**What you are asked to do**
Render the following material again verbatim, leaving nothing out.

Stored data entries
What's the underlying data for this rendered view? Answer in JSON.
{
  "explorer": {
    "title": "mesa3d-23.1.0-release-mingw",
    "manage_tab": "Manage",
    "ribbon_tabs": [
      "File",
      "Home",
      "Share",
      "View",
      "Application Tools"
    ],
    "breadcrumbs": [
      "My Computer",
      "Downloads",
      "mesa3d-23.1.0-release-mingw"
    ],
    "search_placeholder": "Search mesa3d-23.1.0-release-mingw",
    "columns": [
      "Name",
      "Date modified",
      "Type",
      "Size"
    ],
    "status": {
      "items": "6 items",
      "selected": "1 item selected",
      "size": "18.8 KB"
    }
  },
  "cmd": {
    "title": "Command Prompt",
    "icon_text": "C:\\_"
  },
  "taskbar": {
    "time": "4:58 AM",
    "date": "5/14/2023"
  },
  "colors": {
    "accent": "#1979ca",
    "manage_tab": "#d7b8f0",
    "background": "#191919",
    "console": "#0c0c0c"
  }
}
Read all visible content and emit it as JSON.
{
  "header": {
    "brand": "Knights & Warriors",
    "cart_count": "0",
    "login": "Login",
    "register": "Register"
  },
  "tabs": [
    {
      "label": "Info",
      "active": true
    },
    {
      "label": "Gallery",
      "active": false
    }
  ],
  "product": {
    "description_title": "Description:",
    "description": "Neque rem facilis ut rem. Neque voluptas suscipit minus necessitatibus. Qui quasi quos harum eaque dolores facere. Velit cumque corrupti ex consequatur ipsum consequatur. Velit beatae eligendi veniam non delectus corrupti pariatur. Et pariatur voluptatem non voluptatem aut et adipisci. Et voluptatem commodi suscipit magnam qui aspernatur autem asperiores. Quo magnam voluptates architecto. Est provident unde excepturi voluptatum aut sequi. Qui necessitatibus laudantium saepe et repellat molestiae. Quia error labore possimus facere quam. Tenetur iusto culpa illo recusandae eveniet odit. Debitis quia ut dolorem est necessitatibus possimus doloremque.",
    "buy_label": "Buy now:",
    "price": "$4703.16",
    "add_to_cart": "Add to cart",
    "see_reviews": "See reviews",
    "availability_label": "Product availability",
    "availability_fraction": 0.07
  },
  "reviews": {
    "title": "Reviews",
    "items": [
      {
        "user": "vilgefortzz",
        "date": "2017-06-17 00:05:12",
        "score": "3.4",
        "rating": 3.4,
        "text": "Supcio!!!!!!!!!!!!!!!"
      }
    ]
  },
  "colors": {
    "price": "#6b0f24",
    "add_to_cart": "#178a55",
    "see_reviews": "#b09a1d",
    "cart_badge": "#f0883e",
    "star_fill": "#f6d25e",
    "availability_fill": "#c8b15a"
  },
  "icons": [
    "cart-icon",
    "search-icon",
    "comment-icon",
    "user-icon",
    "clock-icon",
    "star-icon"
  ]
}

**Answer**
What's the underlying data for this rendered view? Answer in JSON.
{
  "explorer": {
    "title": "mesa3d-23.1.0-release-mingw",
    "manage_tab": "Manage",
    "ribbon_tabs": [
      "File",
      "Home",
      "Share",
      "View",
      "Application Tools"
    ],
    "breadcrumbs": [
      "My Computer",
      "Downloads",
      "mesa3d-23.1.0-release-mingw"
    ],
    "search_placeholder": "Search mesa3d-23.1.0-release-mingw",
    "columns": [
      "Name",
      "Date modified",
      "Type",
      "Size"
    ],
    "status": {
      "items": "6 items",
      "selected": "1 item selected",
      "size": "18.8 KB"
    }
  },
  "cmd": {
    "title": "Command Prompt",
    "icon_text": "C:\\_"
  },
  "taskbar": {
    "time": "4:58 AM",
    "date": "5/14/2023"
  },
  "colors": {
    "accent": "#1979ca",
    "manage_tab": "#d7b8f0",
    "background": "#191919",
    "console": "#0c0c0c"
  }
}
Read all visible content and emit it as JSON.
{
  "header": {
    "brand": "Knights & Warriors",
    "cart_count": "0",
    "login": "Login",
    "register": "Register"
  },
  "tabs": [
    {
      "label": "Info",
      "active": true
    },
    {
      "label": "Gallery",
      "active": false
    }
  ],
  "product": {
    "description_title": "Description:",
    "description": "Neque rem facilis ut rem. Neque voluptas suscipit minus necessitatibus. Qui quasi quos harum eaque dolores facere. Velit cumque corrupti ex consequatur ipsum consequatur. Velit beatae eligendi veniam non delectus corrupti pariatur. Et pariatur voluptatem non voluptatem aut et adipisci. Et voluptatem commodi suscipit magnam qui aspernatur autem asperiores. Quo magnam voluptates architecto. Est provident unde excepturi voluptatum aut sequi. Qui necessitatibus laudantium saepe et repellat molestiae. Quia error labore possimus facere quam. Tenetur iusto culpa illo recusandae eveniet odit. Debitis quia ut dolorem est necessitatibus possimus doloremque.",
    "buy_label": "Buy now:",
    "price": "$4703.16",
    "add_to_cart": "Add to cart",
    "see_reviews": "See reviews",
    "availability_label": "Product availability",
    "availability_fraction": 0.07
  },
  "reviews": {
    "title": "Reviews",
    "items": [
      {
        "user": "vilgefortzz",
        "date": "2017-06-17 00:05:12",
        "score": "3.4",
        "rating": 3.4,
        "text": "Supcio!!!!!!!!!!!!!!!"
      }
    ]
  },
  "colors": {
    "price": "#6b0f24",
    "add_to_cart": "#178a55",
    "see_reviews": "#b09a1d",
    "cart_badge": "#f0883e",
    "star_fill": "#f6d25e",
    "availability_fill": "#c8b15a"
  },
  "icons": [
    "cart-icon",
    "search-icon",
    "comment-icon",
    "user-icon",
    "clock-icon",
    "star-icon"
  ]
}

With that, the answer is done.